A block of data:
══════════

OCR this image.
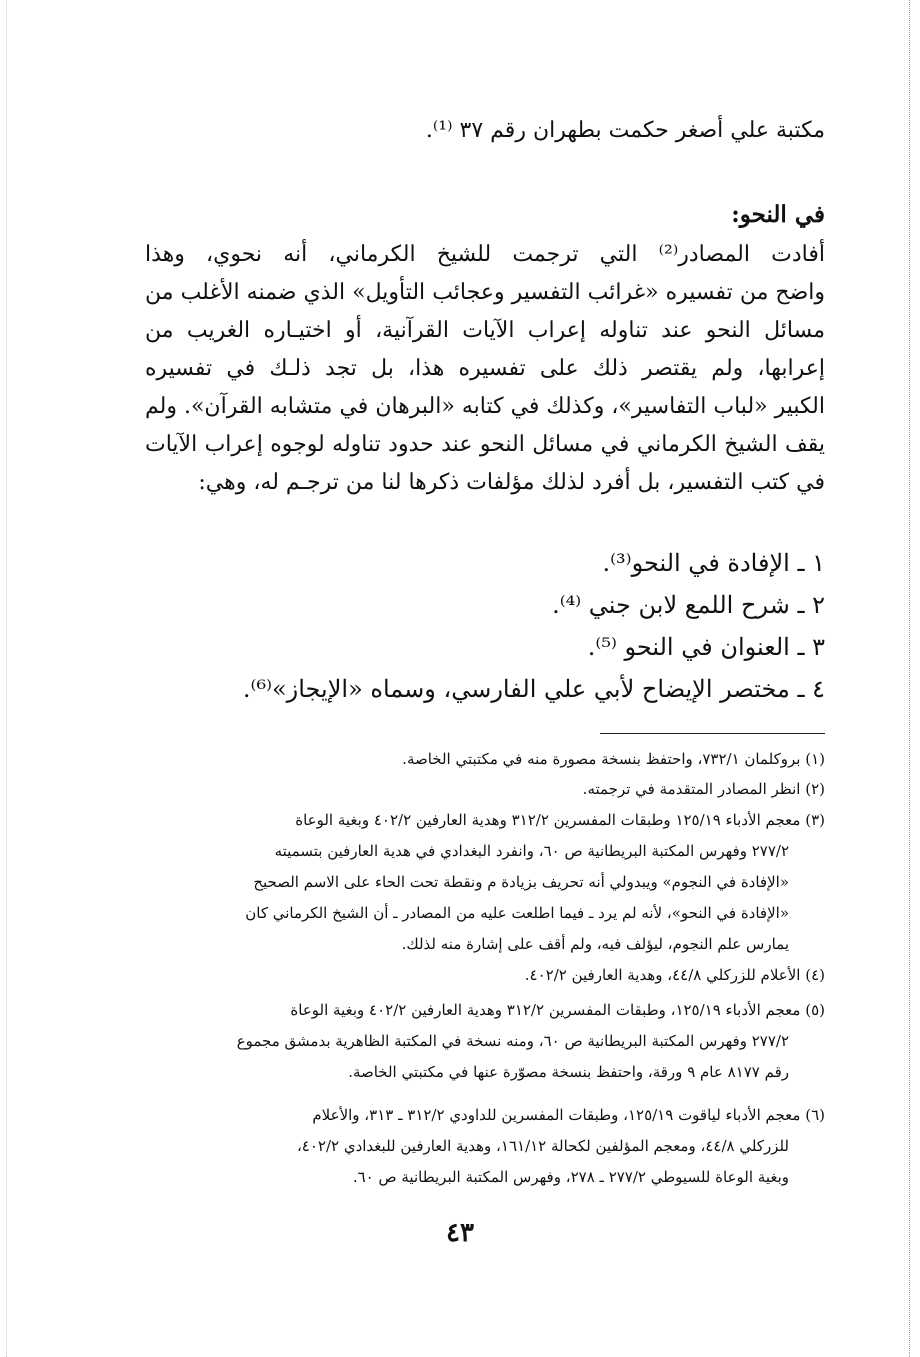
مكتبة علي أصغر حكمت بطهران رقم ٣٧ ⁽¹⁾.
في النحو:
أفادت المصادر⁽²⁾ التي ترجمت للشيخ الكرماني، أنه نحوي، وهذا
واضح من تفسيره «غرائب التفسير وعجائب التأويل» الذي ضمنه الأغلب من
مسائل النحو عند تناوله إعراب الآيات القرآنية، أو اختيـاره الغريب من
إعرابها، ولم يقتصر ذلك على تفسيره هذا، بل تجد ذلـك في تفسيره
الكبير «لباب التفاسير»، وكذلك في كتابه «البرهان في متشابه القرآن». ولم
يقف الشيخ الكرماني في مسائل النحو عند حدود تناوله لوجوه إعراب الآيات
في كتب التفسير، بل أفرد لذلك مؤلفات ذكرها لنا من ترجـم له، وهي:
١ ـ الإفادة في النحو⁽³⁾.
٢ ـ شرح اللمع لابن جني ⁽⁴⁾.
٣ ـ العنوان في النحو ⁽⁵⁾.
٤ ـ مختصر الإيضاح لأبي علي الفارسي، وسماه «الإيجاز»⁽⁶⁾.
(١) بروكلمان ٧٣٢/١، واحتفظ بنسخة مصورة منه في مكتبتي الخاصة.
(٢) انظر المصادر المتقدمة في ترجمته.
(٣) معجم الأدباء ١٢٥/١٩ وطبقات المفسرين ٣١٢/٢ وهدية العارفين ٤٠٢/٢ وبغية الوعاة
٢٧٧/٢ وفهرس المكتبة البريطانية ص ٦٠، وانفرد البغدادي في هدية العارفين بتسميته
«الإفادة في النجوم» ويبدولي أنه تحريف بزيادة م ونقطة تحت الحاء على الاسم الصحيح
«الإفادة في النحو»، لأنه لم يرد ـ فيما اطلعت عليه من المصادر ـ أن الشيخ الكرماني كان
يمارس علم النجوم، ليؤلف فيه، ولم أقف على إشارة منه لذلك.
(٤) الأعلام للزركلي ٤٤/٨، وهدية العارفين ٤٠٢/٢.
(٥) معجم الأدباء ١٢٥/١٩، وطبقات المفسرين ٣١٢/٢ وهدية العارفين ٤٠٢/٢ وبغية الوعاة
٢٧٧/٢ وفهرس المكتبة البريطانية ص ٦٠، ومنه نسخة في المكتبة الظاهرية بدمشق مجموع
رقم ٨١٧٧ عام ٩ ورقة، واحتفظ بنسخة مصوّرة عنها في مكتبتي الخاصة.
(٦) معجم الأدباء لياقوت ١٢٥/١٩، وطبقات المفسرين للداودي ٣١٢/٢ ـ ٣١٣، والأعلام
للزركلي ٤٤/٨، ومعجم المؤلفين لكحالة ١٦١/١٢، وهدية العارفين للبغدادي ٤٠٢/٢،
وبغية الوعاة للسيوطي ٢٧٧/٢ ـ ٢٧٨، وفهرس المكتبة البريطانية ص ٦٠.
٤٣
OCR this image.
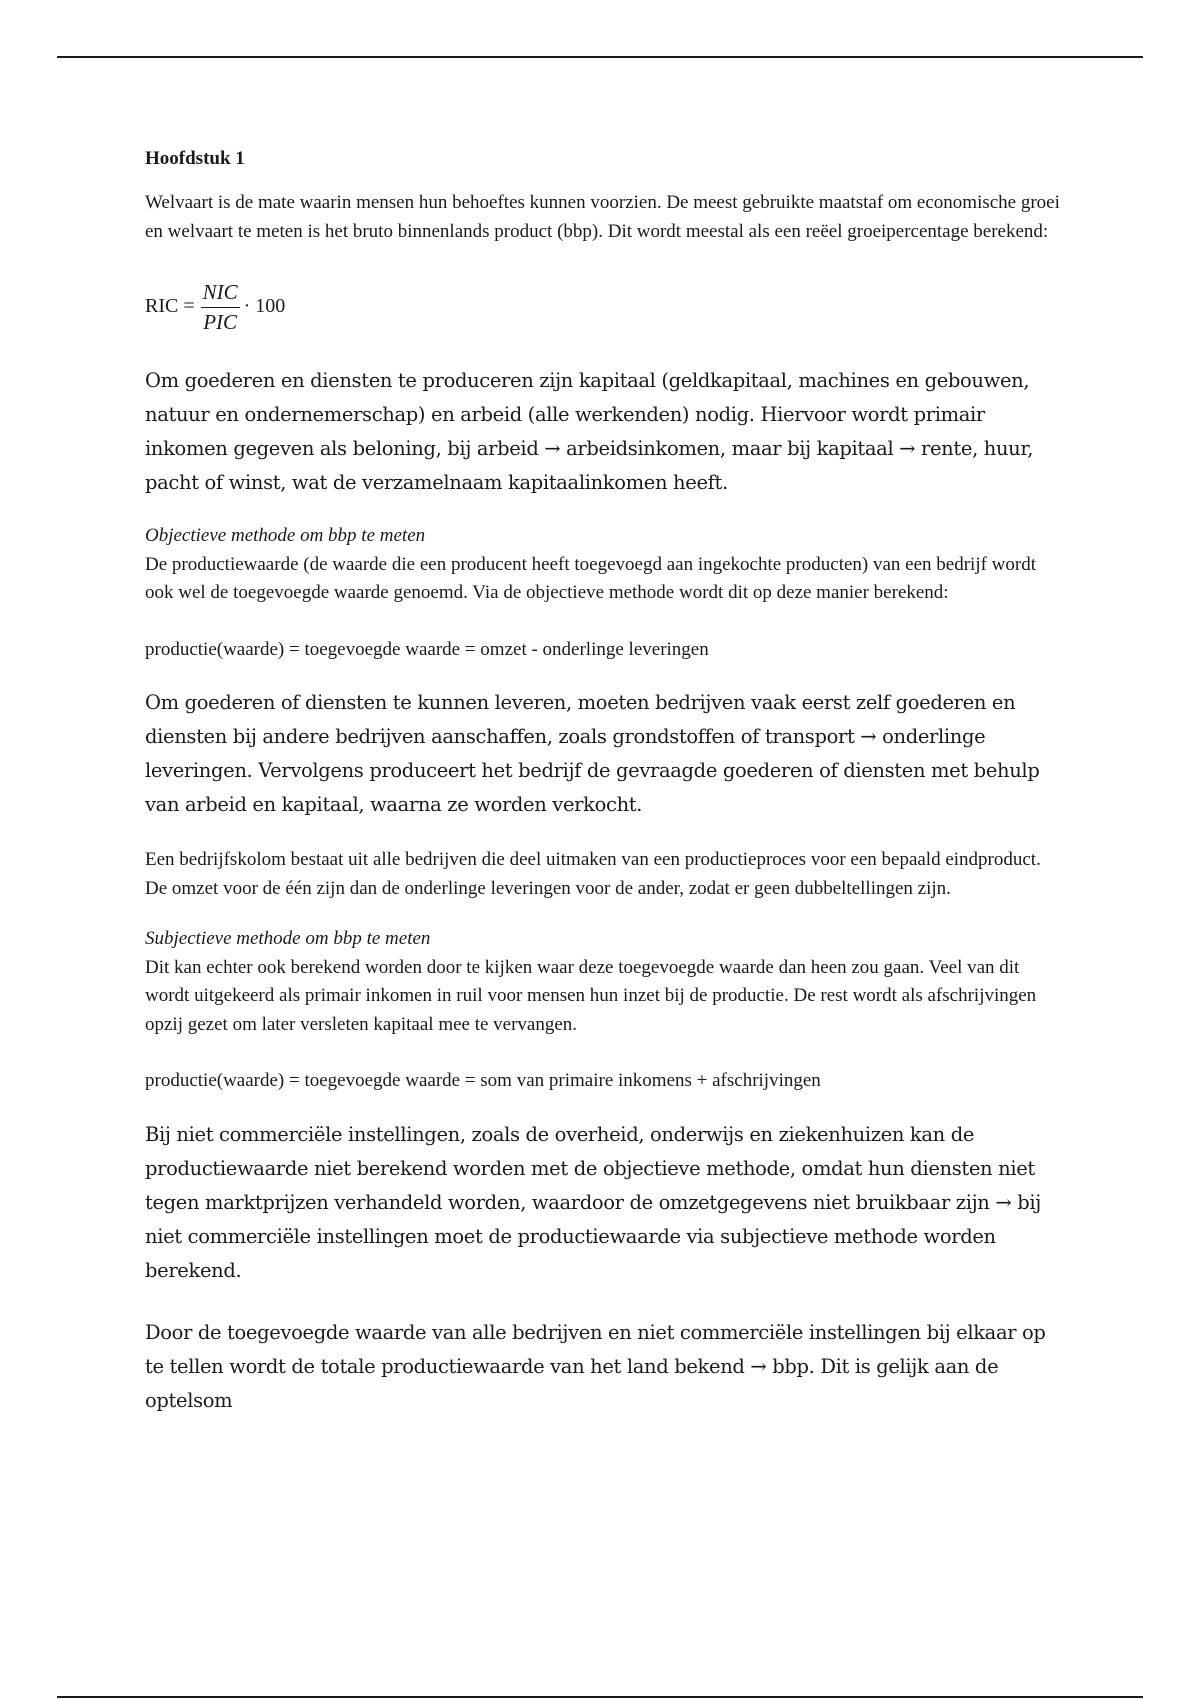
Hoofdstuk 1

Welvaart is de mate waarin mensen hun behoeftes kunnen voorzien. De meest gebruikte maatstaf om economische groei en welvaart te meten is het bruto binnenlands product (bbp). Dit wordt meestal als een reëel groeipercentage berekend:

RIC = $\frac{\text{NIC}}{\text{PIC}} \cdot 100$

Om goederen en diensten te produceren zijn kapitaal (geldkapitaal, machines en gebouwen, natuur en ondernemerschap) en arbeid (alle werkenden) nodig. Hiervoor wordt primair inkomen gegeven als beloning, bij arbeid → arbeidsinkomen, maar bij kapitaal → rente, huur, pacht of winst, wat de verzamelnaam kapitaalinkomen heeft.

Objectieve methode om bbp te meten

De productiewaarde (de waarde die een producent heeft toegevoegd aan ingekochte producten) van een bedrijf wordt ook wel de toegevoegde waarde genoemd. Via de objectieve methode wordt dit op deze manier berekend:

productie(waarde) = toegevoegde waarde = omzet - onderlinge leveringen

Om goederen of diensten te kunnen leveren, moeten bedrijven vaak eerst zelf goederen en diensten bij andere bedrijven aanschaffen, zoals grondstoffen of transport → onderlinge leveringen. Vervolgens produceert het bedrijf de gevraagde goederen of diensten met behulp van arbeid en kapitaal, waarna ze worden verkocht.

Een bedrijfskolom bestaat uit alle bedrijven die deel uitmaken van een productieproces voor een bepaald eindproduct. De omzet voor de één zijn dan de onderlinge leveringen voor de ander, zodat er geen dubbeltellingen zijn.

Subjectieve methode om bbp te meten

Dit kan echter ook berekend worden door te kijken waar deze toegevoegde waarde dan heen zou gaan. Veel van dit wordt uitgekeerd als primair inkomen in ruil voor mensen hun inzet bij de productie. De rest wordt als afschrijvingen opzij gezet om later versleten kapitaal mee te vervangen.

productie(waarde) = toegevoegde waarde = som van primaire inkomens + afschrijvingen

Bij niet commerciële instellingen, zoals de overheid, onderwijs en ziekenhuizen kan de productiewaarde niet berekend worden met de objectieve methode, omdat hun diensten niet tegen marktprijzen verhandeld worden, waardoor de omzetgegevens niet bruikbaar zijn → bij niet commerciële instellingen moet de productiewaarde via subjectieve methode worden berekend.

Door de toegevoegde waarde van alle bedrijven en niet commerciële instellingen bij elkaar op te tellen wordt de totale productiewaarde van het land bekend → bbp. Dit is gelijk aan de optelsom
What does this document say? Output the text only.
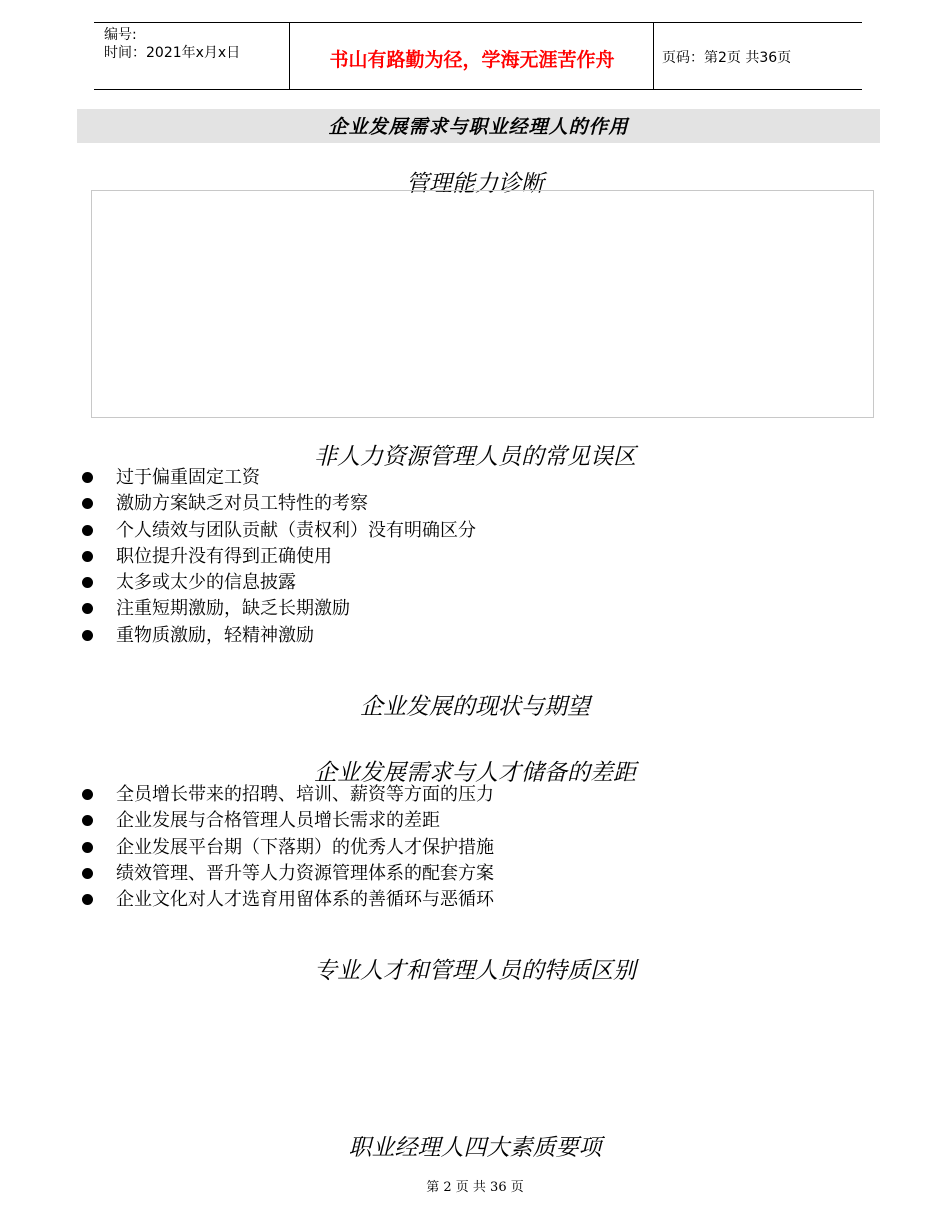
编号:
时间：2021年x月x日	书山有路勤为径，学海无涯苦作舟	页码：第2页 共36页
企业发展需求与职业经理人的作用
管理能力诊断
非人力资源管理人员的常见误区
过于偏重固定工资
激励方案缺乏对员工特性的考察
个人绩效与团队贡献（责权利）没有明确区分
职位提升没有得到正确使用
太多或太少的信息披露
注重短期激励，缺乏长期激励
重物质激励，轻精神激励
企业发展的现状与期望
企业发展需求与人才储备的差距
全员增长带来的招聘、培训、薪资等方面的压力
企业发展与合格管理人员增长需求的差距
企业发展平台期（下落期）的优秀人才保护措施
绩效管理、晋升等人力资源管理体系的配套方案
企业文化对人才选育用留体系的善循环与恶循环
专业人才和管理人员的特质区别
职业经理人四大素质要项
第 2 页 共 36 页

══════════

GIVEN INSTRUCTION — What is the number of lines above that contain "لذلك"? Answer with that number only.

ANSWER IN FULL — 2